━━ Records provided ━━

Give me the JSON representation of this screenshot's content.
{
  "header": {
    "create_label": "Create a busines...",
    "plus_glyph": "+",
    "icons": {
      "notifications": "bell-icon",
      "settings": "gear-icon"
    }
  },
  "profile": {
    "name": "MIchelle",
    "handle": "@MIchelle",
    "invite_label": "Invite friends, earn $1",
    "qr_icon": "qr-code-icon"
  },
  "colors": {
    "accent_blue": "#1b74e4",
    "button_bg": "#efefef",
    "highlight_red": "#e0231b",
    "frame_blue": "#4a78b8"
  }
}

━━━

§ **Required task**
Copy out the whole listing exactly; please set it all down.

§ **Task result**
Give me the JSON representation of this screenshot's content.
{
  "header": {
    "create_label": "Create a busines...",
    "plus_glyph": "+",
    "icons": {
      "notifications": "bell-icon",
      "settings": "gear-icon"
    }
  },
  "profile": {
    "name": "MIchelle",
    "handle": "@MIchelle",
    "invite_label": "Invite friends, earn $1",
    "qr_icon": "qr-code-icon"
  },
  "colors": {
    "accent_blue": "#1b74e4",
    "button_bg": "#efefef",
    "highlight_red": "#e0231b",
    "frame_blue": "#4a78b8"
  }
}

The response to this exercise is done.